YOUR GOAL - Please continue the news story below about the dining-hall prank on first-years, picking up after its final sentence.

PAGE -
— start —

But Michael L. Stewart ’05, who said he partcipated in the execution of the prank, said many first-years did not get the e-mail in time.

“I think that we postered for [the prank] late enough in the day that word did not make it around. Most of the freshman were duped,” said Stewart, a Dunster House resident.

Stewart said that a student from Mather House and a first-year also were involved in the prank, although he refused to disclose any names.

There was no malice meant toward the first-years, according to Stewart, and the prank was a part of the Dunster-Mather versus Eliot-Kirkland-Adams House rivalry.

“We needed to let the infidels of Eliot and Kirkland know that their dining halls are not something that only they could eat in. The freshman were very good to us, and they stormed both houses and demonstrated a lot of spirit,” Stewart said. “Certainly for the freshman who were assisting us, they didn’t have to know that they were assisting us.”

Stewart shifted the blame for the prank, saying it reveals that Eliot and Kirkland Houses are the “bad guys” for closing first-years out of their dining halls.

— end —

INFORMATION SHOWN -
— start —

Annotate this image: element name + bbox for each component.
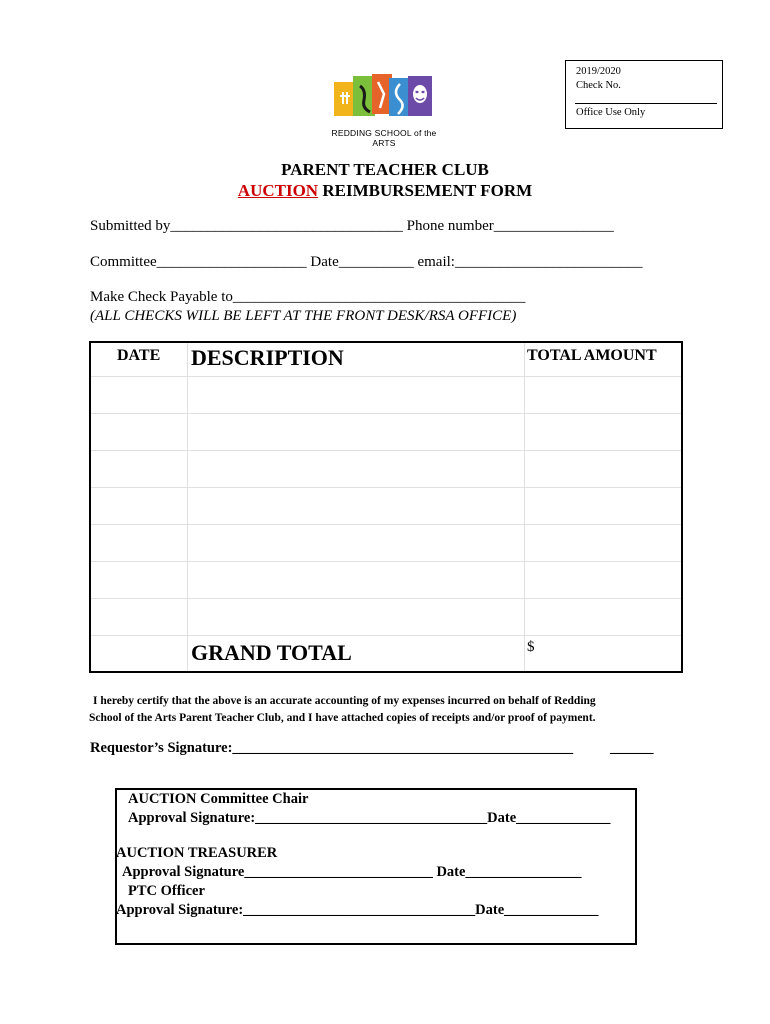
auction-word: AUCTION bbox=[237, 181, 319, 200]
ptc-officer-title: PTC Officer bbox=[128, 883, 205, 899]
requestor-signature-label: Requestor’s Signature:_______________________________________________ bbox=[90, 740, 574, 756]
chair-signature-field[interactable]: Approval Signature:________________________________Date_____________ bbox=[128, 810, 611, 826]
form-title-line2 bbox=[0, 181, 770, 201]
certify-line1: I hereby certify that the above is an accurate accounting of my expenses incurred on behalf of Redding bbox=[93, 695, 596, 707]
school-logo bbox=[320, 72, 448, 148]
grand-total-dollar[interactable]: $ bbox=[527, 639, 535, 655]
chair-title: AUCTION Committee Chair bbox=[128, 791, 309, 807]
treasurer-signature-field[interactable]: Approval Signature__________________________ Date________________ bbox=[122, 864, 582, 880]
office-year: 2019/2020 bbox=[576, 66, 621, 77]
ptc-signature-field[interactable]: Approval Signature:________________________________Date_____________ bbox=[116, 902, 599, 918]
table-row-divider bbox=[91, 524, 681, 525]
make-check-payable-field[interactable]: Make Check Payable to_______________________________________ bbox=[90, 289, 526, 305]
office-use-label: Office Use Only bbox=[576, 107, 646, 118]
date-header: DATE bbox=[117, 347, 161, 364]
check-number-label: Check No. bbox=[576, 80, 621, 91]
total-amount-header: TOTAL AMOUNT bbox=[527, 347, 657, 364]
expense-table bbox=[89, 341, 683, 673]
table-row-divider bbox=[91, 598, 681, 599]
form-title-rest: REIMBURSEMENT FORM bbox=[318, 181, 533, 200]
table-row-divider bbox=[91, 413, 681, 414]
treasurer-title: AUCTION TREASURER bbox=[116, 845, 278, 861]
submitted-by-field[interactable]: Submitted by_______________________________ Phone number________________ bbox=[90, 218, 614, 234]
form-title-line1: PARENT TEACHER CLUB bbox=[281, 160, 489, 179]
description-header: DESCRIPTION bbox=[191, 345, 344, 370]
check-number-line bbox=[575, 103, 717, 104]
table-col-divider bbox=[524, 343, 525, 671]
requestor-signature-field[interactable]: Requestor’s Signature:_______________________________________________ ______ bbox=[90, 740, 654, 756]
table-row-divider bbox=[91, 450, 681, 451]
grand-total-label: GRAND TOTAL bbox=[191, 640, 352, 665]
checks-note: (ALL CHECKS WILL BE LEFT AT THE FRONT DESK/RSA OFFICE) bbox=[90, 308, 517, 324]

— end —

EXERCISE RESPONSE -
“I feel very sorry for the freshman, but I applaud them,” Stewart said. “We hope that the freshman would want to retaliate against Kirkland and Eliot against this discrimination. They have been the true villains in all of this,” said Stewart.

The prank was planned about a week in advance, according to Stewart, who said the original plan was to send the first-years to Adams House. However, in light of Adams House’s excluding first-years from lunch and dinner, Stewart said that the plan had to be adjusted to other Houses.

But many in Kirkland and Eliot Houses seemed unaware of the prank altogether.

“I don’t think anything too unusual happened. No one told me what happened,” Eliot House Master Lino Pertile said.

“I didn’t even know that there was such a thing,” said Kirkland House Co-Master Verena Conley.

Some students in both Houses agreed that the prank did not accomplish anything.

“There hasn’t been much of a response from the students [in Kirkland],” said Laura C. Settlemyer ’05, social chair of the Eliot House Committee.

For his part, Stewart says that he does not expect any sort of retaliation from Kirkland or Eliot.

“They’re weenies,” he said.

—Staff writer Risheng Xu can be reached at xu4@fas.harvard.edu.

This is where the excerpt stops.